### The task
Every record should be written out exactly, with the pictures left out.

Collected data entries
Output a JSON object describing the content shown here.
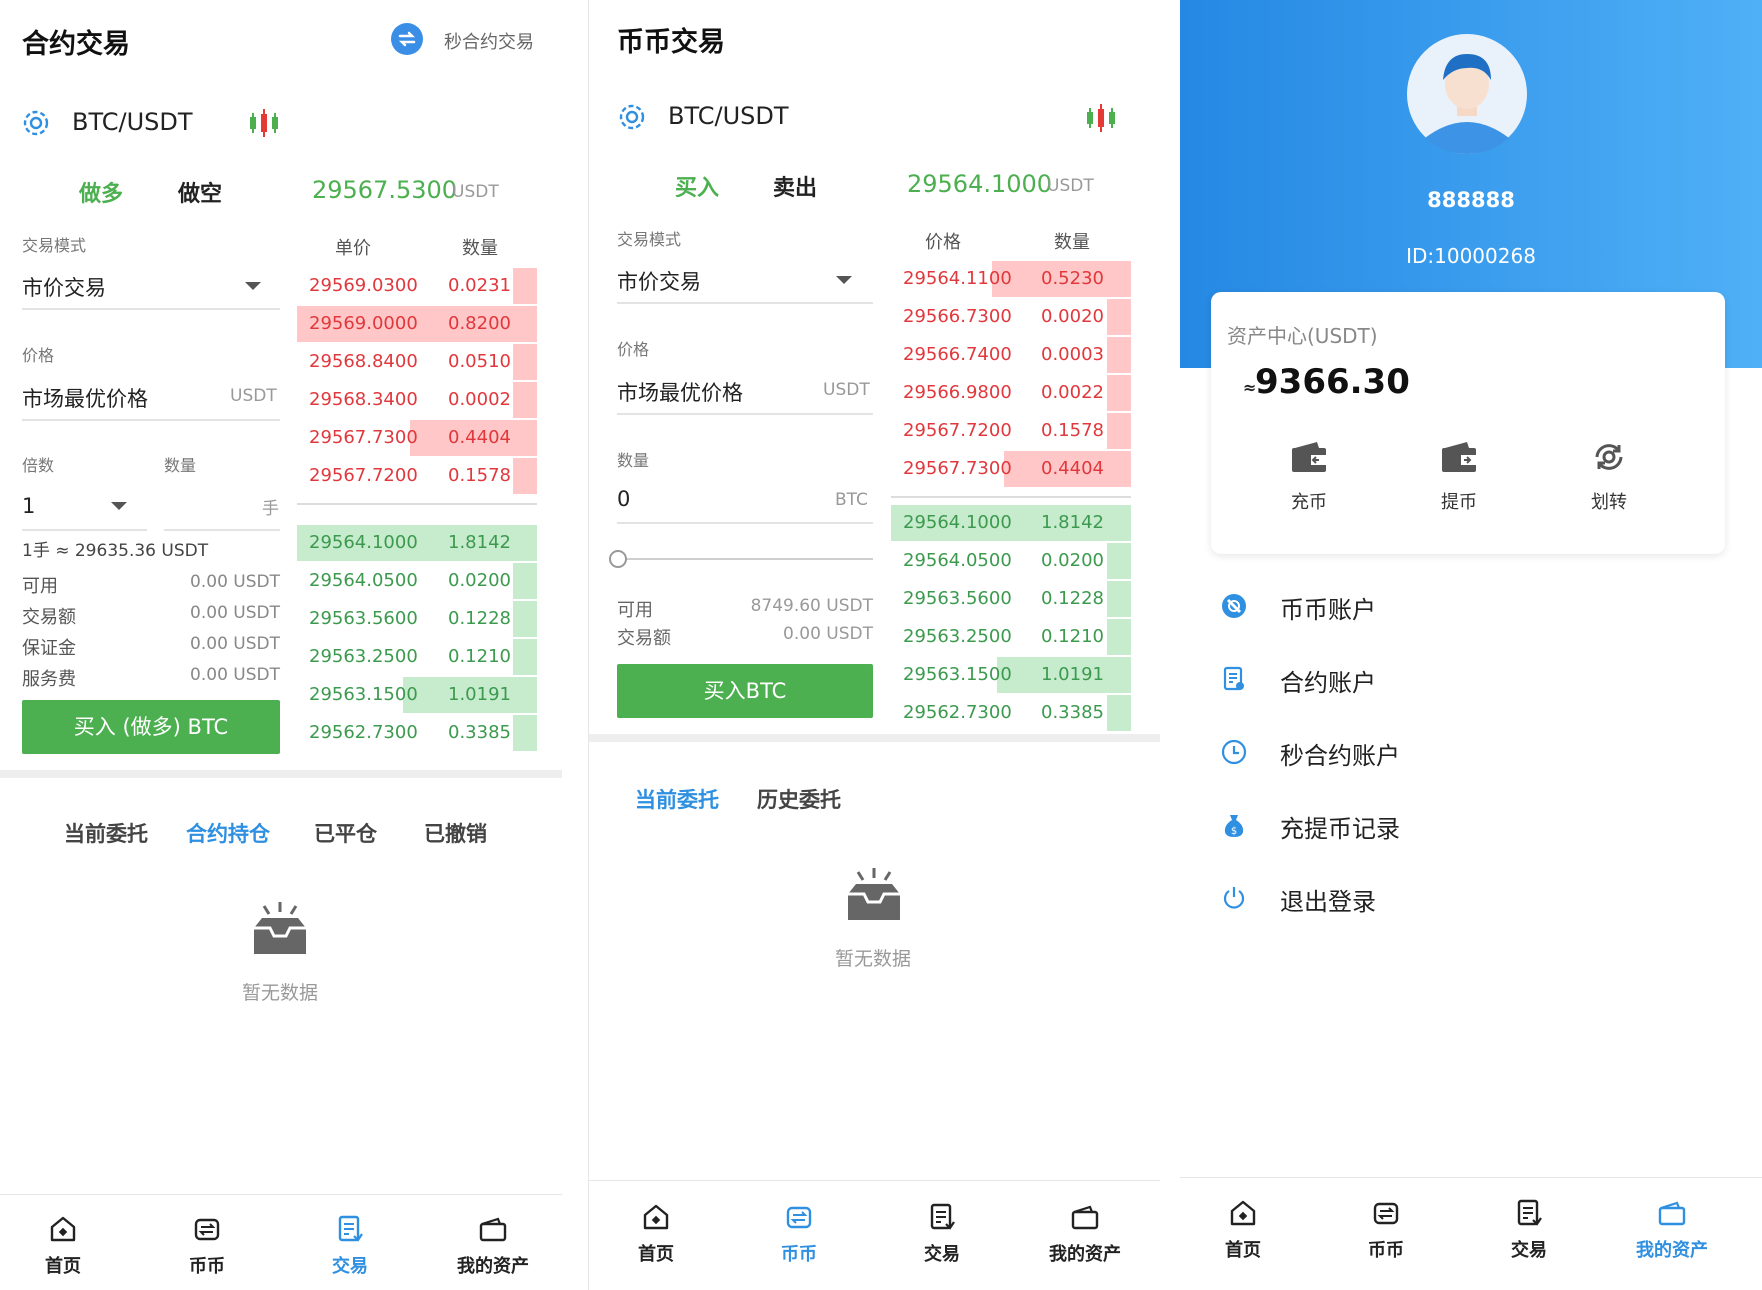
{
  "contract": {
    "title": "合约交易",
    "second_contract_link": "秒合约交易",
    "pair": "BTC/USDT",
    "tab_long": "做多",
    "tab_short": "做空",
    "price": "29567.5300",
    "price_unit": "USDT",
    "mode_label": "交易模式",
    "mode_value": "市价交易",
    "price_label": "价格",
    "price_value": "市场最优价格",
    "price_field_unit": "USDT",
    "leverage_label": "倍数",
    "qty_label": "数量",
    "leverage_value": "1",
    "qty_unit": "手",
    "lot_info": "1手 ≈ 29635.36 USDT",
    "stats": [
      {
        "label": "可用",
        "value": "0.00 USDT"
      },
      {
        "label": "交易额",
        "value": "0.00 USDT"
      },
      {
        "label": "保证金",
        "value": "0.00 USDT"
      },
      {
        "label": "服务费",
        "value": "0.00 USDT"
      }
    ],
    "buy_button": "买入 (做多) BTC",
    "ob_header_price": "单价",
    "ob_header_qty": "数量",
    "asks": [
      {
        "price": "29569.0300",
        "qty": "0.0231",
        "depth": 0.1
      },
      {
        "price": "29569.0000",
        "qty": "0.8200",
        "depth": 1.0
      },
      {
        "price": "29568.8400",
        "qty": "0.0510",
        "depth": 0.1
      },
      {
        "price": "29568.3400",
        "qty": "0.0002",
        "depth": 0.1
      },
      {
        "price": "29567.7300",
        "qty": "0.4404",
        "depth": 0.53
      },
      {
        "price": "29567.7200",
        "qty": "0.1578",
        "depth": 0.1
      }
    ],
    "bids": [
      {
        "price": "29564.1000",
        "qty": "1.8142",
        "depth": 1.0
      },
      {
        "price": "29564.0500",
        "qty": "0.0200",
        "depth": 0.1
      },
      {
        "price": "29563.5600",
        "qty": "0.1228",
        "depth": 0.1
      },
      {
        "price": "29563.2500",
        "qty": "0.1210",
        "depth": 0.1
      },
      {
        "price": "29563.1500",
        "qty": "1.0191",
        "depth": 0.56
      },
      {
        "price": "29562.7300",
        "qty": "0.3385",
        "depth": 0.1
      }
    ],
    "order_tabs": [
      "当前委托",
      "合约持仓",
      "已平仓",
      "已撤销"
    ],
    "active_order_tab": 1,
    "empty_text": "暂无数据"
  },
  "spot": {
    "title": "币币交易",
    "pair": "BTC/USDT",
    "tab_buy": "买入",
    "tab_sell": "卖出",
    "price": "29564.1000",
    "price_unit": "USDT",
    "mode_label": "交易模式",
    "mode_value": "市价交易",
    "price_label": "价格",
    "price_value": "市场最优价格",
    "price_field_unit": "USDT",
    "qty_label": "数量",
    "qty_value": "0",
    "qty_unit": "BTC",
    "slider_value": 0,
    "available_label": "可用",
    "available_value": "8749.60 USDT",
    "amount_label": "交易额",
    "amount_value": "0.00 USDT",
    "buy_button": "买入BTC",
    "ob_header_price": "价格",
    "ob_header_qty": "数量",
    "asks": [
      {
        "price": "29564.1100",
        "qty": "0.5230",
        "depth": 0.58
      },
      {
        "price": "29566.7300",
        "qty": "0.0020",
        "depth": 0.1
      },
      {
        "price": "29566.7400",
        "qty": "0.0003",
        "depth": 0.1
      },
      {
        "price": "29566.9800",
        "qty": "0.0022",
        "depth": 0.1
      },
      {
        "price": "29567.7200",
        "qty": "0.1578",
        "depth": 0.1
      },
      {
        "price": "29567.7300",
        "qty": "0.4404",
        "depth": 0.53
      }
    ],
    "bids": [
      {
        "price": "29564.1000",
        "qty": "1.8142",
        "depth": 1.0
      },
      {
        "price": "29564.0500",
        "qty": "0.0200",
        "depth": 0.1
      },
      {
        "price": "29563.5600",
        "qty": "0.1228",
        "depth": 0.1
      },
      {
        "price": "29563.2500",
        "qty": "0.1210",
        "depth": 0.1
      },
      {
        "price": "29563.1500",
        "qty": "1.0191",
        "depth": 0.56
      },
      {
        "price": "29562.7300",
        "qty": "0.3385",
        "depth": 0.1
      }
    ],
    "order_tabs": [
      "当前委托",
      "历史委托"
    ],
    "active_order_tab": 0,
    "empty_text": "暂无数据"
  },
  "assets": {
    "username": "888888",
    "user_id": "ID:10000268",
    "card_title": "资产中心(USDT)",
    "balance_prefix": "≈",
    "balance": "9366.30",
    "actions": [
      {
        "label": "充币",
        "icon": "wallet-icon"
      },
      {
        "label": "提币",
        "icon": "wallet-out-icon"
      },
      {
        "label": "划转",
        "icon": "transfer-icon"
      }
    ],
    "menu": [
      {
        "label": "币币账户",
        "icon": "coin-account-icon"
      },
      {
        "label": "合约账户",
        "icon": "contract-account-icon"
      },
      {
        "label": "秒合约账户",
        "icon": "clock-icon"
      },
      {
        "label": "充提币记录",
        "icon": "moneybag-icon"
      },
      {
        "label": "退出登录",
        "icon": "power-icon"
      }
    ]
  },
  "nav": {
    "items": [
      "首页",
      "币币",
      "交易",
      "我的资产"
    ]
  },
  "colors": {
    "green": "#4caf50",
    "red": "#e53935",
    "blue": "#2f8fe0",
    "header_blue": "#2b8fe6"
  }
}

### Problem solution
Output a JSON object describing the content shown here.
{
  "contract": {
    "title": "合约交易",
    "second_contract_link": "秒合约交易",
    "pair": "BTC/USDT",
    "tab_long": "做多",
    "tab_short": "做空",
    "price": "29567.5300",
    "price_unit": "USDT",
    "mode_label": "交易模式",
    "mode_value": "市价交易",
    "price_label": "价格",
    "price_value": "市场最优价格",
    "price_field_unit": "USDT",
    "leverage_label": "倍数",
    "qty_label": "数量",
    "leverage_value": "1",
    "qty_unit": "手",
    "lot_info": "1手 ≈ 29635.36 USDT",
    "stats": [
      {
        "label": "可用",
        "value": "0.00 USDT"
      },
      {
        "label": "交易额",
        "value": "0.00 USDT"
      },
      {
        "label": "保证金",
        "value": "0.00 USDT"
      },
      {
        "label": "服务费",
        "value": "0.00 USDT"
      }
    ],
    "buy_button": "买入 (做多) BTC",
    "ob_header_price": "单价",
    "ob_header_qty": "数量",
    "asks": [
      {
        "price": "29569.0300",
        "qty": "0.0231",
        "depth": 0.1
      },
      {
        "price": "29569.0000",
        "qty": "0.8200",
        "depth": 1.0
      },
      {
        "price": "29568.8400",
        "qty": "0.0510",
        "depth": 0.1
      },
      {
        "price": "29568.3400",
        "qty": "0.0002",
        "depth": 0.1
      },
      {
        "price": "29567.7300",
        "qty": "0.4404",
        "depth": 0.53
      },
      {
        "price": "29567.7200",
        "qty": "0.1578",
        "depth": 0.1
      }
    ],
    "bids": [
      {
        "price": "29564.1000",
        "qty": "1.8142",
        "depth": 1.0
      },
      {
        "price": "29564.0500",
        "qty": "0.0200",
        "depth": 0.1
      },
      {
        "price": "29563.5600",
        "qty": "0.1228",
        "depth": 0.1
      },
      {
        "price": "29563.2500",
        "qty": "0.1210",
        "depth": 0.1
      },
      {
        "price": "29563.1500",
        "qty": "1.0191",
        "depth": 0.56
      },
      {
        "price": "29562.7300",
        "qty": "0.3385",
        "depth": 0.1
      }
    ],
    "order_tabs": [
      "当前委托",
      "合约持仓",
      "已平仓",
      "已撤销"
    ],
    "active_order_tab": 1,
    "empty_text": "暂无数据"
  },
  "spot": {
    "title": "币币交易",
    "pair": "BTC/USDT",
    "tab_buy": "买入",
    "tab_sell": "卖出",
    "price": "29564.1000",
    "price_unit": "USDT",
    "mode_label": "交易模式",
    "mode_value": "市价交易",
    "price_label": "价格",
    "price_value": "市场最优价格",
    "price_field_unit": "USDT",
    "qty_label": "数量",
    "qty_value": "0",
    "qty_unit": "BTC",
    "slider_value": 0,
    "available_label": "可用",
    "available_value": "8749.60 USDT",
    "amount_label": "交易额",
    "amount_value": "0.00 USDT",
    "buy_button": "买入BTC",
    "ob_header_price": "价格",
    "ob_header_qty": "数量",
    "asks": [
      {
        "price": "29564.1100",
        "qty": "0.5230",
        "depth": 0.58
      },
      {
        "price": "29566.7300",
        "qty": "0.0020",
        "depth": 0.1
      },
      {
        "price": "29566.7400",
        "qty": "0.0003",
        "depth": 0.1
      },
      {
        "price": "29566.9800",
        "qty": "0.0022",
        "depth": 0.1
      },
      {
        "price": "29567.7200",
        "qty": "0.1578",
        "depth": 0.1
      },
      {
        "price": "29567.7300",
        "qty": "0.4404",
        "depth": 0.53
      }
    ],
    "bids": [
      {
        "price": "29564.1000",
        "qty": "1.8142",
        "depth": 1.0
      },
      {
        "price": "29564.0500",
        "qty": "0.0200",
        "depth": 0.1
      },
      {
        "price": "29563.5600",
        "qty": "0.1228",
        "depth": 0.1
      },
      {
        "price": "29563.2500",
        "qty": "0.1210",
        "depth": 0.1
      },
      {
        "price": "29563.1500",
        "qty": "1.0191",
        "depth": 0.56
      },
      {
        "price": "29562.7300",
        "qty": "0.3385",
        "depth": 0.1
      }
    ],
    "order_tabs": [
      "当前委托",
      "历史委托"
    ],
    "active_order_tab": 0,
    "empty_text": "暂无数据"
  },
  "assets": {
    "username": "888888",
    "user_id": "ID:10000268",
    "card_title": "资产中心(USDT)",
    "balance_prefix": "≈",
    "balance": "9366.30",
    "actions": [
      {
        "label": "充币",
        "icon": "wallet-icon"
      },
      {
        "label": "提币",
        "icon": "wallet-out-icon"
      },
      {
        "label": "划转",
        "icon": "transfer-icon"
      }
    ],
    "menu": [
      {
        "label": "币币账户",
        "icon": "coin-account-icon"
      },
      {
        "label": "合约账户",
        "icon": "contract-account-icon"
      },
      {
        "label": "秒合约账户",
        "icon": "clock-icon"
      },
      {
        "label": "充提币记录",
        "icon": "moneybag-icon"
      },
      {
        "label": "退出登录",
        "icon": "power-icon"
      }
    ]
  },
  "nav": {
    "items": [
      "首页",
      "币币",
      "交易",
      "我的资产"
    ]
  },
  "colors": {
    "green": "#4caf50",
    "red": "#e53935",
    "blue": "#2f8fe0",
    "header_blue": "#2b8fe6"
  }
}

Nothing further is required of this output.